- [GOAL OF THE EXERCISE]
Repeat each line exactly, leaving nothing out.

- [RECORDS SHOWN]
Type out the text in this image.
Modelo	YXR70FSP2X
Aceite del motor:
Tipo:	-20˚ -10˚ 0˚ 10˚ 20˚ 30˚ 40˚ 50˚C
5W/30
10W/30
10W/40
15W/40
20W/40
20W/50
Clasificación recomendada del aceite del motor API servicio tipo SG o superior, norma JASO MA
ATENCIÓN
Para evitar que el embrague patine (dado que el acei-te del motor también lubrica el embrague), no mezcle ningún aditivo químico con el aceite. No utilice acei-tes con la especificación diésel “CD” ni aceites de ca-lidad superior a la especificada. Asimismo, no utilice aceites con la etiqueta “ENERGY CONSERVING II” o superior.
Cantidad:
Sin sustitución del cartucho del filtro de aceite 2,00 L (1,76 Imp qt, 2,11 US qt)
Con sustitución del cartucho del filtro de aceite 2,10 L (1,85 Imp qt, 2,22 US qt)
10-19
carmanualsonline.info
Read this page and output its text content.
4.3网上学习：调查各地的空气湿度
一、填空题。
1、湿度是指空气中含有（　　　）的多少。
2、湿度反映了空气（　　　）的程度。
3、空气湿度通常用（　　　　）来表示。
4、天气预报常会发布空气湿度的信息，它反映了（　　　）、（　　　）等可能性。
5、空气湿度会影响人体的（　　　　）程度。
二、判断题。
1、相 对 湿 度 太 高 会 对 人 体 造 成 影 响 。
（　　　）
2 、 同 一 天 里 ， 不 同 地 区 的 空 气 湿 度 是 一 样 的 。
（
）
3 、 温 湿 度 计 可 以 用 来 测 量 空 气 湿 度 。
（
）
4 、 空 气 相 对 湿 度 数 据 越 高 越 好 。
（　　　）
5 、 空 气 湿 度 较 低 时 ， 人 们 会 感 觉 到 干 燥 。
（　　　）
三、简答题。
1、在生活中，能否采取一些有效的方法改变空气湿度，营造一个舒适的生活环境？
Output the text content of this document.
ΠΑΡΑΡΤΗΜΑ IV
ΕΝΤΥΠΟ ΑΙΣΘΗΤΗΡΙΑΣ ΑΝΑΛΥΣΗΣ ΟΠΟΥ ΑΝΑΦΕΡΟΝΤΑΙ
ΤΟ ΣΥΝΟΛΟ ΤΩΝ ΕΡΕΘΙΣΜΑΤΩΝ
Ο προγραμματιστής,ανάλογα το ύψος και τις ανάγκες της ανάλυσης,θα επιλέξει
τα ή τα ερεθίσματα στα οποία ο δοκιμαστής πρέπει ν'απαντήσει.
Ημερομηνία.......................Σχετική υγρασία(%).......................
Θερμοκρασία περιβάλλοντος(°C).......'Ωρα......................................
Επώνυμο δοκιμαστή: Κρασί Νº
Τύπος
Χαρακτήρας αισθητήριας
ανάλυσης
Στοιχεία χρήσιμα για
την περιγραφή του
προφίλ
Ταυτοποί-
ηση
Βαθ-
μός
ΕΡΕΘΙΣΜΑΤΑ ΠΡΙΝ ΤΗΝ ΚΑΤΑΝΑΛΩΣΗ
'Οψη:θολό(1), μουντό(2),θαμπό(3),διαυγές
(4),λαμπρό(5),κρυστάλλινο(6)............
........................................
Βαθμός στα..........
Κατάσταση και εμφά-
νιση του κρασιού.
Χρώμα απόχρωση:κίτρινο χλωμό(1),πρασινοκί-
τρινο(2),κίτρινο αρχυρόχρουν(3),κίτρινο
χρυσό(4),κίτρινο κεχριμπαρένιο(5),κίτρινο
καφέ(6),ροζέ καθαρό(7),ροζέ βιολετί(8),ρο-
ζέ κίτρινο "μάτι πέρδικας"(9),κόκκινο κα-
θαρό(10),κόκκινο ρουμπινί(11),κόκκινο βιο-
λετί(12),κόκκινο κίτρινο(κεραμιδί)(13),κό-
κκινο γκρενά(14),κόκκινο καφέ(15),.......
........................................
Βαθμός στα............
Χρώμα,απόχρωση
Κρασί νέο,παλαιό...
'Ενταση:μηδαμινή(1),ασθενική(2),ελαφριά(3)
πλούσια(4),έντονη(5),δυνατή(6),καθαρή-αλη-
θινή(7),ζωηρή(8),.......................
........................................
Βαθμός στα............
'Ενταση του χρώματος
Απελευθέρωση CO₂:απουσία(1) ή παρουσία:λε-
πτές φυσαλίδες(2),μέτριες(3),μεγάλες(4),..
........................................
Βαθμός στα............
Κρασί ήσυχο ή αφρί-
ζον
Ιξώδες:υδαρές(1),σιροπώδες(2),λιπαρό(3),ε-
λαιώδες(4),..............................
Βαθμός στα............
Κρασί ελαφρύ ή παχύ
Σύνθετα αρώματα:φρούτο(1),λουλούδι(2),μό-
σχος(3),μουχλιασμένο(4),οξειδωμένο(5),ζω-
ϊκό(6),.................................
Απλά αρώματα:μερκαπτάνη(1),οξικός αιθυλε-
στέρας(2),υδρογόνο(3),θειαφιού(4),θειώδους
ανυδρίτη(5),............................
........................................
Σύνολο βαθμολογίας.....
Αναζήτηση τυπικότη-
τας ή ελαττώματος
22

- [ANSWER]
Type out the text in this image.
Modelo	YXR70FSP2X
Aceite del motor:
Tipo:	-20˚ -10˚ 0˚ 10˚ 20˚ 30˚ 40˚ 50˚C
5W/30
10W/30
10W/40
15W/40
20W/40
20W/50
Clasificación recomendada del aceite del motor API servicio tipo SG o superior, norma JASO MA
ATENCIÓN
Para evitar que el embrague patine (dado que el acei-te del motor también lubrica el embrague), no mezcle ningún aditivo químico con el aceite. No utilice acei-tes con la especificación diésel “CD” ni aceites de ca-lidad superior a la especificada. Asimismo, no utilice aceites con la etiqueta “ENERGY CONSERVING II” o superior.
Cantidad:
Sin sustitución del cartucho del filtro de aceite 2,00 L (1,76 Imp qt, 2,11 US qt)
Con sustitución del cartucho del filtro de aceite 2,10 L (1,85 Imp qt, 2,22 US qt)
10-19
carmanualsonline.info
Read this page and output its text content.
4.3网上学习：调查各地的空气湿度
一、填空题。
1、湿度是指空气中含有（　　　）的多少。
2、湿度反映了空气（　　　）的程度。
3、空气湿度通常用（　　　　）来表示。
4、天气预报常会发布空气湿度的信息，它反映了（　　　）、（　　　）等可能性。
5、空气湿度会影响人体的（　　　　）程度。
二、判断题。
1、相 对 湿 度 太 高 会 对 人 体 造 成 影 响 。
（　　　）
2 、 同 一 天 里 ， 不 同 地 区 的 空 气 湿 度 是 一 样 的 。
（
）
3 、 温 湿 度 计 可 以 用 来 测 量 空 气 湿 度 。
（
）
4 、 空 气 相 对 湿 度 数 据 越 高 越 好 。
（　　　）
5 、 空 气 湿 度 较 低 时 ， 人 们 会 感 觉 到 干 燥 。
（　　　）
三、简答题。
1、在生活中，能否采取一些有效的方法改变空气湿度，营造一个舒适的生活环境？
Output the text content of this document.
ΠΑΡΑΡΤΗΜΑ IV
ΕΝΤΥΠΟ ΑΙΣΘΗΤΗΡΙΑΣ ΑΝΑΛΥΣΗΣ ΟΠΟΥ ΑΝΑΦΕΡΟΝΤΑΙ
ΤΟ ΣΥΝΟΛΟ ΤΩΝ ΕΡΕΘΙΣΜΑΤΩΝ
Ο προγραμματιστής,ανάλογα το ύψος και τις ανάγκες της ανάλυσης,θα επιλέξει
τα ή τα ερεθίσματα στα οποία ο δοκιμαστής πρέπει ν'απαντήσει.
Ημερομηνία.......................Σχετική υγρασία(%).......................
Θερμοκρασία περιβάλλοντος(°C).......'Ωρα......................................
Επώνυμο δοκιμαστή: Κρασί Νº
Τύπος
Χαρακτήρας αισθητήριας
ανάλυσης
Στοιχεία χρήσιμα για
την περιγραφή του
προφίλ
Ταυτοποί-
ηση
Βαθ-
μός
ΕΡΕΘΙΣΜΑΤΑ ΠΡΙΝ ΤΗΝ ΚΑΤΑΝΑΛΩΣΗ
'Οψη:θολό(1), μουντό(2),θαμπό(3),διαυγές
(4),λαμπρό(5),κρυστάλλινο(6)............
........................................
Βαθμός στα..........
Κατάσταση και εμφά-
νιση του κρασιού.
Χρώμα απόχρωση:κίτρινο χλωμό(1),πρασινοκί-
τρινο(2),κίτρινο αρχυρόχρουν(3),κίτρινο
χρυσό(4),κίτρινο κεχριμπαρένιο(5),κίτρινο
καφέ(6),ροζέ καθαρό(7),ροζέ βιολετί(8),ρο-
ζέ κίτρινο "μάτι πέρδικας"(9),κόκκινο κα-
θαρό(10),κόκκινο ρουμπινί(11),κόκκινο βιο-
λετί(12),κόκκινο κίτρινο(κεραμιδί)(13),κό-
κκινο γκρενά(14),κόκκινο καφέ(15),.......
........................................
Βαθμός στα............
Χρώμα,απόχρωση
Κρασί νέο,παλαιό...
'Ενταση:μηδαμινή(1),ασθενική(2),ελαφριά(3)
πλούσια(4),έντονη(5),δυνατή(6),καθαρή-αλη-
θινή(7),ζωηρή(8),.......................
........................................
Βαθμός στα............
'Ενταση του χρώματος
Απελευθέρωση CO₂:απουσία(1) ή παρουσία:λε-
πτές φυσαλίδες(2),μέτριες(3),μεγάλες(4),..
........................................
Βαθμός στα............
Κρασί ήσυχο ή αφρί-
ζον
Ιξώδες:υδαρές(1),σιροπώδες(2),λιπαρό(3),ε-
λαιώδες(4),..............................
Βαθμός στα............
Κρασί ελαφρύ ή παχύ
Σύνθετα αρώματα:φρούτο(1),λουλούδι(2),μό-
σχος(3),μουχλιασμένο(4),οξειδωμένο(5),ζω-
ϊκό(6),.................................
Απλά αρώματα:μερκαπτάνη(1),οξικός αιθυλε-
στέρας(2),υδρογόνο(3),θειαφιού(4),θειώδους
ανυδρίτη(5),............................
........................................
Σύνολο βαθμολογίας.....
Αναζήτηση τυπικότη-
τας ή ελαττώματος
22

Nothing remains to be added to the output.